PROBLEM DETAILS: How many lines of these entries hold the string "this"? Answer with the number alone.
---------- MATERIAL PROVIDED ----------
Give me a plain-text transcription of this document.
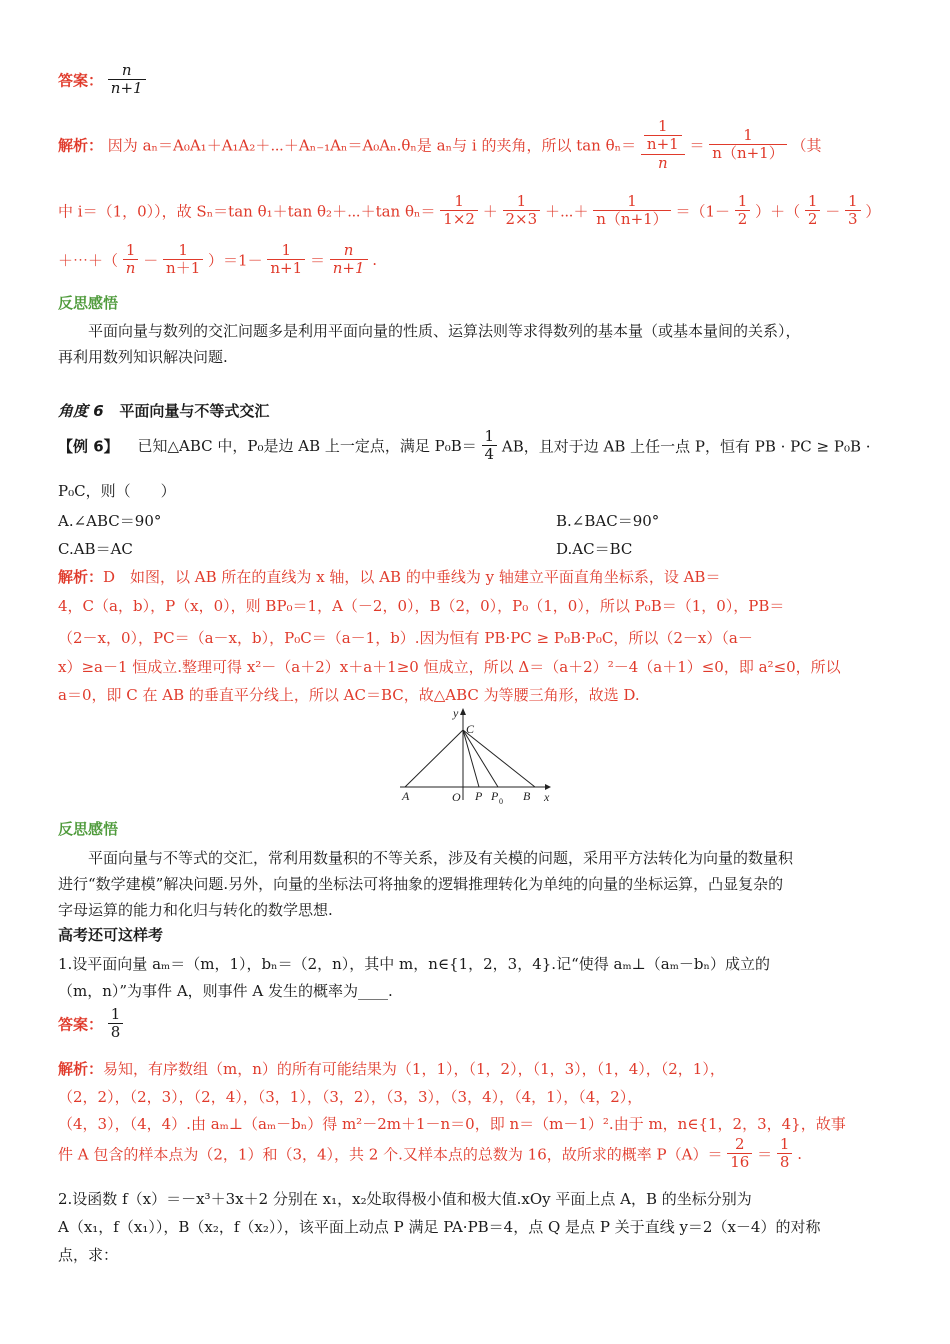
答案： $\frac{n}{n+1}$
解析： 因为 aₙ＝A₀A₁＋A₁A₂＋⋯＋Aₙ₋₁Aₙ＝A₀Aₙ.θₙ是 aₙ与 i 的夹角，所以 $\tan \theta_n= \frac{\frac{1}{n+1}}{n} = \frac{1}{n(n+1)}$ （其
中 i＝（1，0）），故 Sₙ＝tan θ₁＋tan θ₂＋⋯＋tan $\theta_n= \frac{1}{1\times 2} + \frac{1}{2\times 3}$ ＋⋯＋ $\frac{1}{n(n+1)} =(1- \frac{1}{2}$ ）＋（ $\frac{1}{2} - \frac{1}{3}$ ）
＋⋯＋（ $\frac{1}{n} - \frac{1}{n+1} )=1- \frac{1}{n+1} = \frac{n}{n+1}$ .
反思感悟
平面向量与数列的交汇问题多是利用平面向量的性质、运算法则等求得数列的基本量（或基本量间的关系），
再利用数列知识解决问题.
角度 6 平面向量与不等式交汇
【例 6】 已知△ABC 中，P₀是边 AB 上一定点，满足 $P_0B= \frac{1}{4}$ AB，且对于边 AB 上任一点 P，恒有 PB · PC ≥ P₀B ·
P₀C，则（　　）
A.∠ABC＝90°	B.∠BAC＝90°
C.AB＝AC	D.AC＝BC
解析：D　如图，以 AB 所在的直线为 x 轴，以 AB 的中垂线为 y 轴建立平面直角坐标系，设 AB＝
4，C（a，b），P（x，0），则 BP₀＝1，A（－2，0），B（2，0），P₀（1，0），所以 P₀B＝（1，0），PB＝
（2－x，0），PC＝（a－x，b），P₀C＝（a－1，b）.因为恒有 PB·PC ≥ P₀B·P₀C，所以（2－x）（a－
x）≥a－1 恒成立.整理可得 x²－（a＋2）x＋a＋1≥0 恒成立，所以 Δ＝（a＋2）²－4（a＋1）≤0，即 a²≤0，所以
a＝0，即 C 在 AB 的垂直平分线上，所以 AC＝BC，故△ABC 为等腰三角形，故选 D.
y
C
A	O P P 0 B x
反思感悟
平面向量与不等式的交汇，常利用数量积的不等关系，涉及有关模的问题，采用平方法转化为向量的数量积
进行“数学建模”解决问题.另外，向量的坐标法可将抽象的逻辑推理转化为单纯的向量的坐标运算，凸显复杂的
字母运算的能力和化归与转化的数学思想.
高考还可这样考
1.设平面向量 aₘ＝（m，1），bₙ＝（2，n），其中 m，n∈{1，2，3，4}.记“使得 aₘ⊥（aₘ－bₙ）成立的
（m，n）”为事件 A，则事件 A 发生的概率为____.
答案： $\frac{1}{8}$
解析：易知，有序数组（m，n）的所有可能结果为（1，1），（1，2），（1，3），（1，4），（2，1），
（2，2），（2，3），（2，4），（3，1），（3，2），（3，3），（3，4），（4，1），（4，2），
（4，3），（4，4）.由 aₘ⊥（aₘ－bₙ）得 m²－2m＋1－n＝0，即 n＝（m－1）².由于 m，n∈{1，2，3，4}，故事
件 A 包含的样本点为（2，1）和（3，4），共 2 个.又样本点的总数为 16，故所求的概率 $P(A)= \frac{2}{16} = \frac{1}{8}$ .
2.设函数 f（x）＝－x³＋3x＋2 分别在 x₁，x₂处取得极小值和极大值.xOy 平面上点 A，B 的坐标分别为
A（x₁，f（x₁）），B（x₂，f（x₂）），该平面上动点 P 满足 PA·PB＝4，点 Q 是点 P 关于直线 y＝2（x－4）的对称
点，求：
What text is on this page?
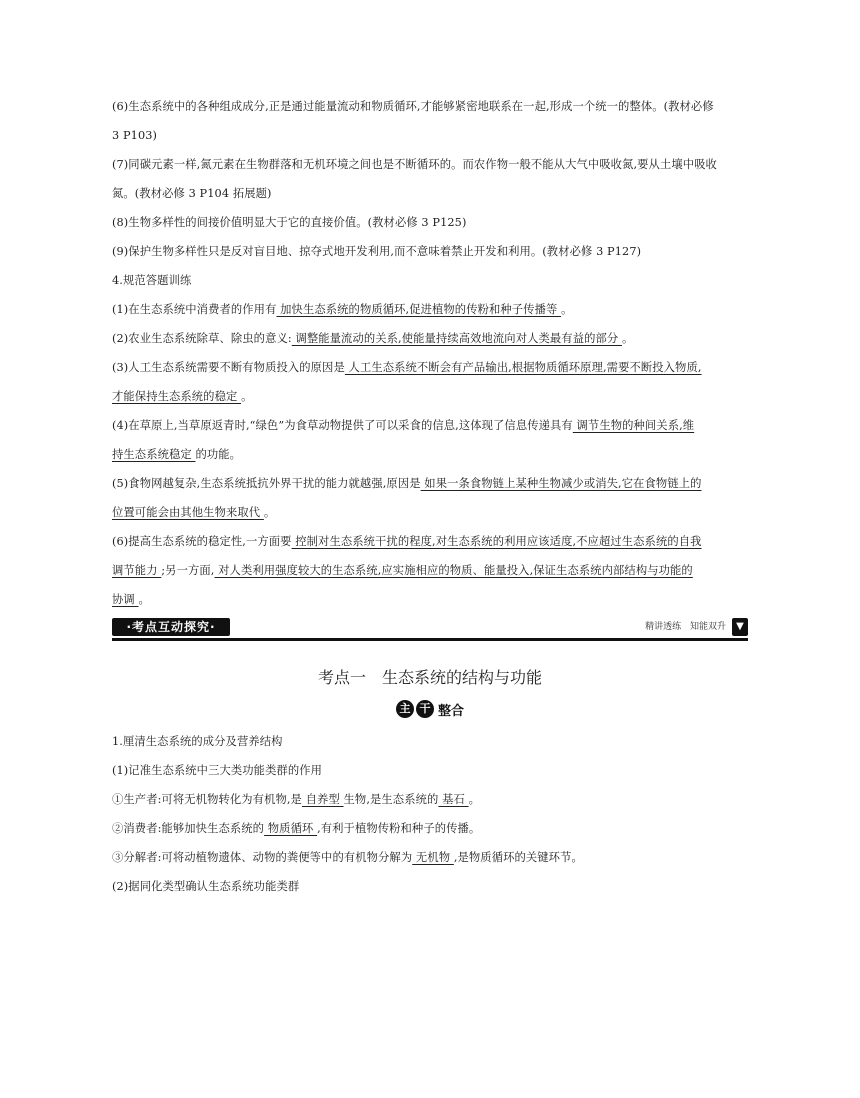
(6)生态系统中的各种组成成分,正是通过能量流动和物质循环,才能够紧密地联系在一起,形成一个统一的整体。(教材必修

3 P103)

(7)同碳元素一样,氮元素在生物群落和无机环境之间也是不断循环的。而农作物一般不能从大气中吸收氮,要从土壤中吸收

氮。(教材必修 3 P104 拓展题)

(8)生物多样性的间接价值明显大于它的直接价值。(教材必修 3 P125)

(9)保护生物多样性只是反对盲目地、掠夺式地开发利用,而不意味着禁止开发和利用。(教材必修 3 P127)

4.规范答题训练

(1)在生态系统中消费者的作用有 加快生态系统的物质循环,促进植物的传粉和种子传播等 。

(2)农业生态系统除草、除虫的意义: 调整能量流动的关系,使能量持续高效地流向对人类最有益的部分 。

(3)人工生态系统需要不断有物质投入的原因是 人工生态系统不断会有产品输出,根据物质循环原理,需要不断投入物质,

才能保持生态系统的稳定 。

(4)在草原上,当草原返青时,“绿色”为食草动物提供了可以采食的信息,这体现了信息传递具有 调节生物的种间关系,维

持生态系统稳定 的功能。

(5)食物网越复杂,生态系统抵抗外界干扰的能力就越强,原因是 如果一条食物链上某种生物减少或消失,它在食物链上的

位置可能会由其他生物来取代 。

(6)提高生态系统的稳定性,一方面要 控制对生态系统干扰的程度,对生态系统的利用应该适度,不应超过生态系统的自我

调节能力 ;另一方面, 对人类利用强度较大的生态系统,应实施相应的物质、能量投入,保证生态系统内部结构与功能的

协调 。

·考点互动探究·	精讲透练 知能双升	▼
考点一　生态系统的结构与功能
主 干 整合

1.厘清生态系统的成分及营养结构

(1)记准生态系统中三大类功能类群的作用

①生产者:可将无机物转化为有机物,是 自养型 生物,是生态系统的 基石 。

②消费者:能够加快生态系统的 物质循环 ,有利于植物传粉和种子的传播。

③分解者:可将动植物遗体、动物的粪便等中的有机物分解为 无机物 ,是物质循环的关键环节。

(2)据同化类型确认生态系统功能类群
----------
CORRECT RESULT: 2